____ Excerpted data
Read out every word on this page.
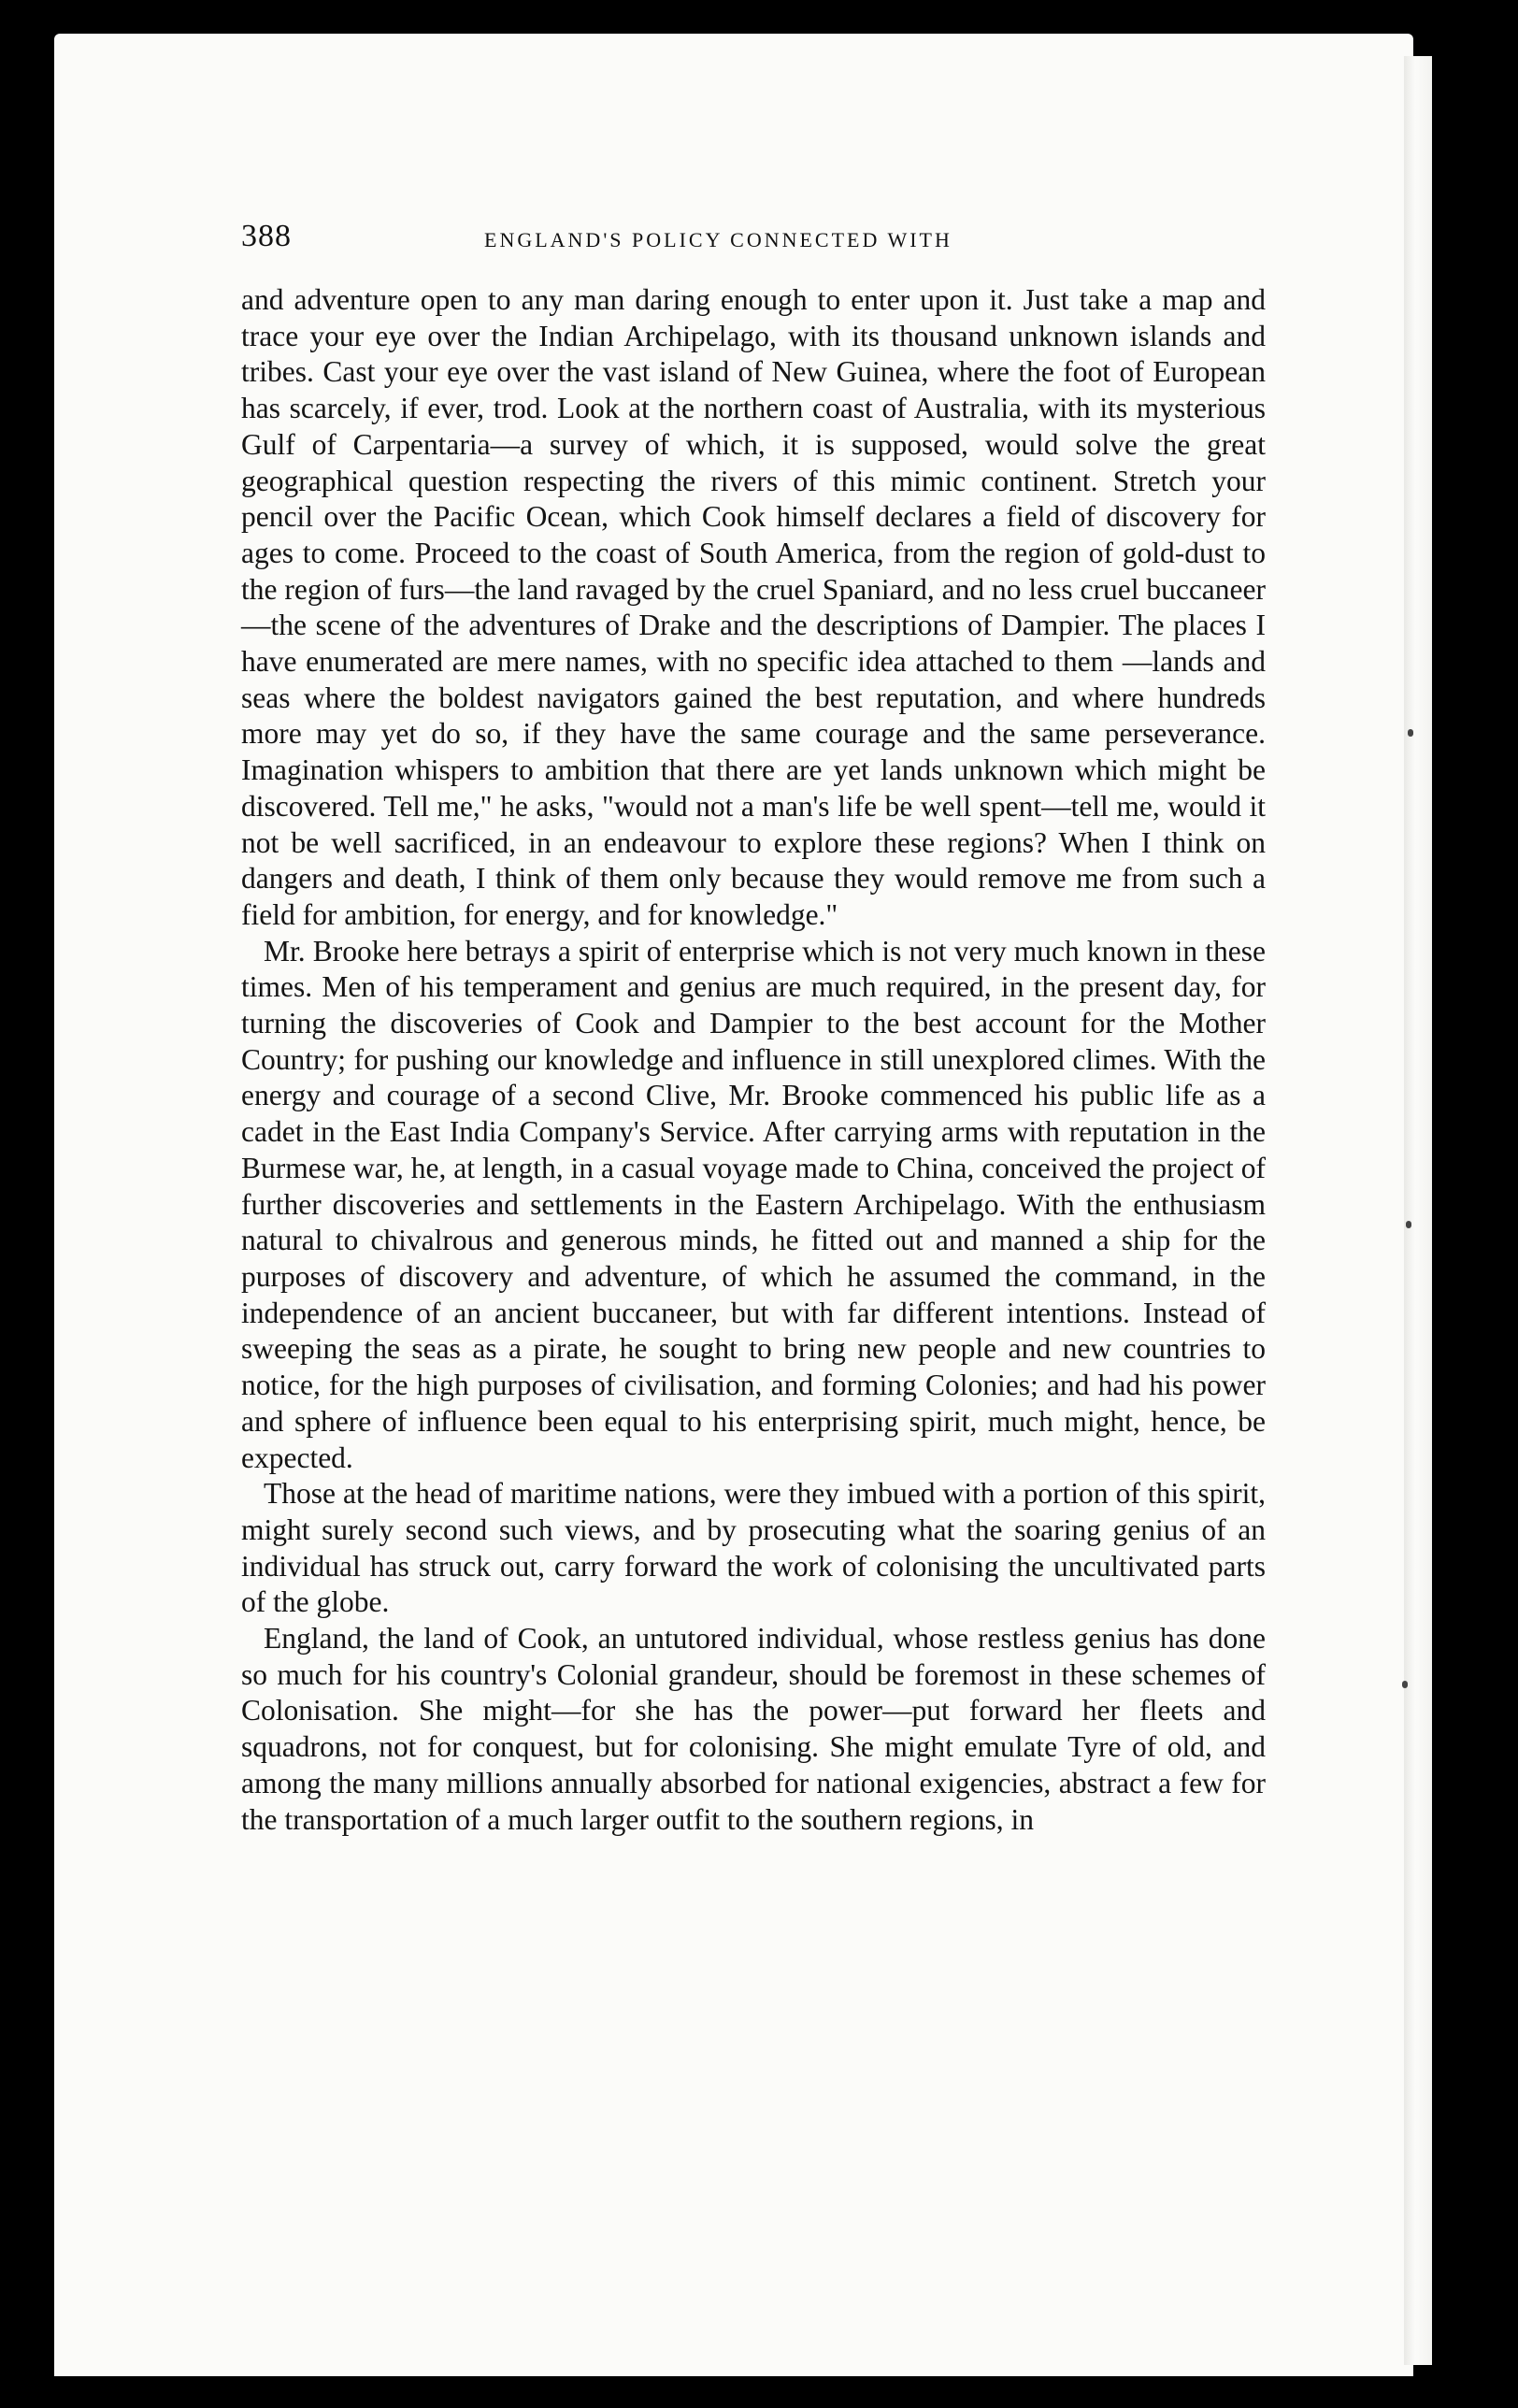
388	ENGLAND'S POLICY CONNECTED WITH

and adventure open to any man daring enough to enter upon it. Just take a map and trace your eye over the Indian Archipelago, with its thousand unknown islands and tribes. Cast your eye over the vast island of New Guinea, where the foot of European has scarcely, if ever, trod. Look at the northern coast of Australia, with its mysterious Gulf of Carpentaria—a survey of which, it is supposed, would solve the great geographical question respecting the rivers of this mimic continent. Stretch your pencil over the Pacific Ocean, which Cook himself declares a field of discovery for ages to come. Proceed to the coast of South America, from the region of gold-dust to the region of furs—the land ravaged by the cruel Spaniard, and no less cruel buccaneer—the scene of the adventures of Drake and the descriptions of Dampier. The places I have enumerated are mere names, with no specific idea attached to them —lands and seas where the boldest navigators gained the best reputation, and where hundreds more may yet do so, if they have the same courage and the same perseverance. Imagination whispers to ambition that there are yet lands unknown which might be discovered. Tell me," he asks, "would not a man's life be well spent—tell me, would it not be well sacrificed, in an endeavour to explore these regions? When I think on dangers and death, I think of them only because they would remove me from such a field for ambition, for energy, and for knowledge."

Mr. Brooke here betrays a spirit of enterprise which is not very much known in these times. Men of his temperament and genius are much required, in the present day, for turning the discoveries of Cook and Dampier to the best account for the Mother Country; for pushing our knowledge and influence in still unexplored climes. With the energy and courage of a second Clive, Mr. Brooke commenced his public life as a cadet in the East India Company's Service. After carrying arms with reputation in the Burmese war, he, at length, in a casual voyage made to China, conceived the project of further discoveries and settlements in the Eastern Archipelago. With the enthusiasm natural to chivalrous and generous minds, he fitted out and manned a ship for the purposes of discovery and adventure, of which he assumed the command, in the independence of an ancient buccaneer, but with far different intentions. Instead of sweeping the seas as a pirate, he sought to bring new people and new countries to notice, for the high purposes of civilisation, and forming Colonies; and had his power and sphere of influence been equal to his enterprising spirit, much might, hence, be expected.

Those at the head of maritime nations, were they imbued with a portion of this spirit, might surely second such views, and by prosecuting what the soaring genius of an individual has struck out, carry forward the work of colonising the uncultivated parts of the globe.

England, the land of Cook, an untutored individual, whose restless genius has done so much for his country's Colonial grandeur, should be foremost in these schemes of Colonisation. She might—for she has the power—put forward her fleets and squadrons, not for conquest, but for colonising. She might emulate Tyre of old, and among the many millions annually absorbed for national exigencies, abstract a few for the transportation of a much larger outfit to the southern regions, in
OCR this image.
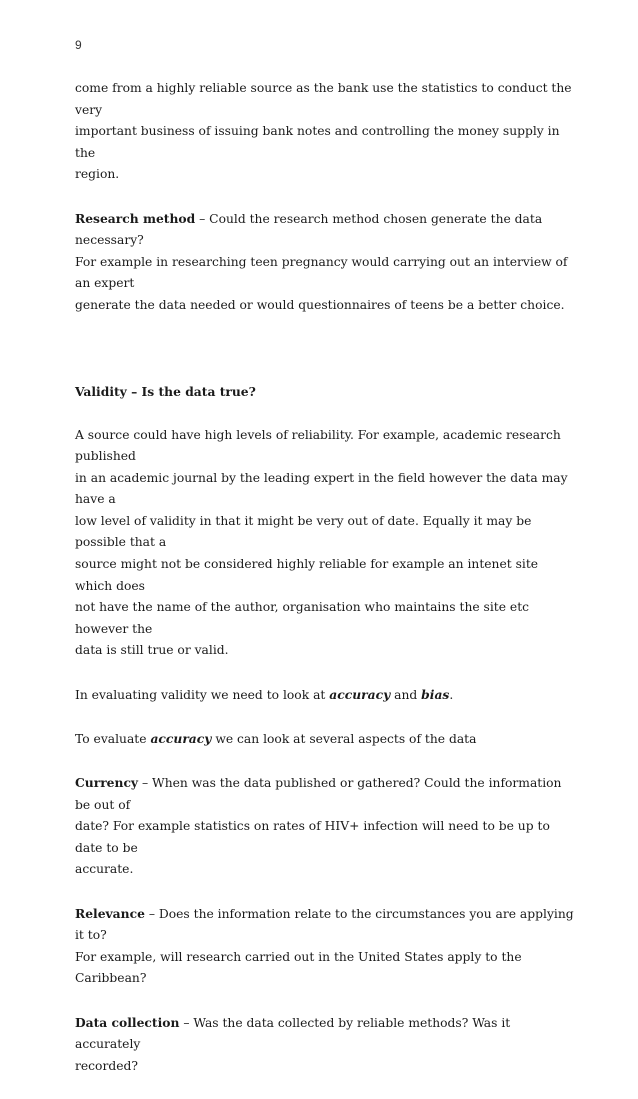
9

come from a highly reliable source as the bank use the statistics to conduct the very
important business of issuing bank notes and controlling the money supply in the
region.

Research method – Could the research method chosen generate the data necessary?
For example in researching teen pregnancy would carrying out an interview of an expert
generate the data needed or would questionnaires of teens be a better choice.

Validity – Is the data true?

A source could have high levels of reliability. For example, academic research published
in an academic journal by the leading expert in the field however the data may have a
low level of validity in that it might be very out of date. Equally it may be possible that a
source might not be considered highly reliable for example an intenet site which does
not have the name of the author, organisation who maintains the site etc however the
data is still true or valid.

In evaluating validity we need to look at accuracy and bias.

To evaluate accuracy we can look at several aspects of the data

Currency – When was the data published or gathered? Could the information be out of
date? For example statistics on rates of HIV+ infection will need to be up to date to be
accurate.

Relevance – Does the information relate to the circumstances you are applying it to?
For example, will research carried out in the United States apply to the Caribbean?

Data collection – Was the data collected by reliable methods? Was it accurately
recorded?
________
• **The exercise**:
Go through the listing above and write it all out exactly, leaving out any picture.

• **Output**:
Read out every word on this page.
388	ENGLAND'S POLICY CONNECTED WITH

and adventure open to any man daring enough to enter upon it. Just take a map and trace your eye over the Indian Archipelago, with its thousand unknown islands and tribes. Cast your eye over the vast island of New Guinea, where the foot of European has scarcely, if ever, trod. Look at the northern coast of Australia, with its mysterious Gulf of Carpentaria—a survey of which, it is supposed, would solve the great geographical question respecting the rivers of this mimic continent. Stretch your pencil over the Pacific Ocean, which Cook himself declares a field of discovery for ages to come. Proceed to the coast of South America, from the region of gold-dust to the region of furs—the land ravaged by the cruel Spaniard, and no less cruel buccaneer—the scene of the adventures of Drake and the descriptions of Dampier. The places I have enumerated are mere names, with no specific idea attached to them —lands and seas where the boldest navigators gained the best reputation, and where hundreds more may yet do so, if they have the same courage and the same perseverance. Imagination whispers to ambition that there are yet lands unknown which might be discovered. Tell me," he asks, "would not a man's life be well spent—tell me, would it not be well sacrificed, in an endeavour to explore these regions? When I think on dangers and death, I think of them only because they would remove me from such a field for ambition, for energy, and for knowledge."

Mr. Brooke here betrays a spirit of enterprise which is not very much known in these times. Men of his temperament and genius are much required, in the present day, for turning the discoveries of Cook and Dampier to the best account for the Mother Country; for pushing our knowledge and influence in still unexplored climes. With the energy and courage of a second Clive, Mr. Brooke commenced his public life as a cadet in the East India Company's Service. After carrying arms with reputation in the Burmese war, he, at length, in a casual voyage made to China, conceived the project of further discoveries and settlements in the Eastern Archipelago. With the enthusiasm natural to chivalrous and generous minds, he fitted out and manned a ship for the purposes of discovery and adventure, of which he assumed the command, in the independence of an ancient buccaneer, but with far different intentions. Instead of sweeping the seas as a pirate, he sought to bring new people and new countries to notice, for the high purposes of civilisation, and forming Colonies; and had his power and sphere of influence been equal to his enterprising spirit, much might, hence, be expected.

Those at the head of maritime nations, were they imbued with a portion of this spirit, might surely second such views, and by prosecuting what the soaring genius of an individual has struck out, carry forward the work of colonising the uncultivated parts of the globe.

England, the land of Cook, an untutored individual, whose restless genius has done so much for his country's Colonial grandeur, should be foremost in these schemes of Colonisation. She might—for she has the power—put forward her fleets and squadrons, not for conquest, but for colonising. She might emulate Tyre of old, and among the many millions annually absorbed for national exigencies, abstract a few for the transportation of a much larger outfit to the southern regions, in
OCR this image.
9

come from a highly reliable source as the bank use the statistics to conduct the very
important business of issuing bank notes and controlling the money supply in the
region.

Research method – Could the research method chosen generate the data necessary?
For example in researching teen pregnancy would carrying out an interview of an expert
generate the data needed or would questionnaires of teens be a better choice.

Validity – Is the data true?

A source could have high levels of reliability. For example, academic research published
in an academic journal by the leading expert in the field however the data may have a
low level of validity in that it might be very out of date. Equally it may be possible that a
source might not be considered highly reliable for example an intenet site which does
not have the name of the author, organisation who maintains the site etc however the
data is still true or valid.

In evaluating validity we need to look at accuracy and bias.

To evaluate accuracy we can look at several aspects of the data

Currency – When was the data published or gathered? Could the information be out of
date? For example statistics on rates of HIV+ infection will need to be up to date to be
accurate.

Relevance – Does the information relate to the circumstances you are applying it to?
For example, will research carried out in the United States apply to the Caribbean?

Data collection – Was the data collected by reliable methods? Was it accurately
recorded?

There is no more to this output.